- **Records contained in a dataset**
#####
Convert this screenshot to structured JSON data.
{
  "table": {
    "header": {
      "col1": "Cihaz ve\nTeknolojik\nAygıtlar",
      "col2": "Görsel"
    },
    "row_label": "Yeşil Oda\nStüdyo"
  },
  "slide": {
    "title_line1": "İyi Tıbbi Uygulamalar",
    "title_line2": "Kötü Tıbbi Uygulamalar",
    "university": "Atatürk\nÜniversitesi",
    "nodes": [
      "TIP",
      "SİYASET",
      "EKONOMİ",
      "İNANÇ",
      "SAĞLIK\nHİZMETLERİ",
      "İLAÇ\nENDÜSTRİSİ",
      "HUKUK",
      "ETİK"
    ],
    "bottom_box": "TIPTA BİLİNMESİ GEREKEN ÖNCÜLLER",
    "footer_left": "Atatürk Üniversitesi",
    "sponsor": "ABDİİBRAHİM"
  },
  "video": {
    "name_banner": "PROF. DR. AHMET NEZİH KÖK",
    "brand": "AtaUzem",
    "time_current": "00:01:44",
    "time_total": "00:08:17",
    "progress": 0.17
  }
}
#####
- **Stated exercise**
Reproduce every line of the material above exactly.

- **Written response**
Convert this screenshot to structured JSON data.
{
  "table": {
    "header": {
      "col1": "Cihaz ve\nTeknolojik\nAygıtlar",
      "col2": "Görsel"
    },
    "row_label": "Yeşil Oda\nStüdyo"
  },
  "slide": {
    "title_line1": "İyi Tıbbi Uygulamalar",
    "title_line2": "Kötü Tıbbi Uygulamalar",
    "university": "Atatürk\nÜniversitesi",
    "nodes": [
      "TIP",
      "SİYASET",
      "EKONOMİ",
      "İNANÇ",
      "SAĞLIK\nHİZMETLERİ",
      "İLAÇ\nENDÜSTRİSİ",
      "HUKUK",
      "ETİK"
    ],
    "bottom_box": "TIPTA BİLİNMESİ GEREKEN ÖNCÜLLER",
    "footer_left": "Atatürk Üniversitesi",
    "sponsor": "ABDİİBRAHİM"
  },
  "video": {
    "name_banner": "PROF. DR. AHMET NEZİH KÖK",
    "brand": "AtaUzem",
    "time_current": "00:01:44",
    "time_total": "00:08:17",
    "progress": 0.17
  }
}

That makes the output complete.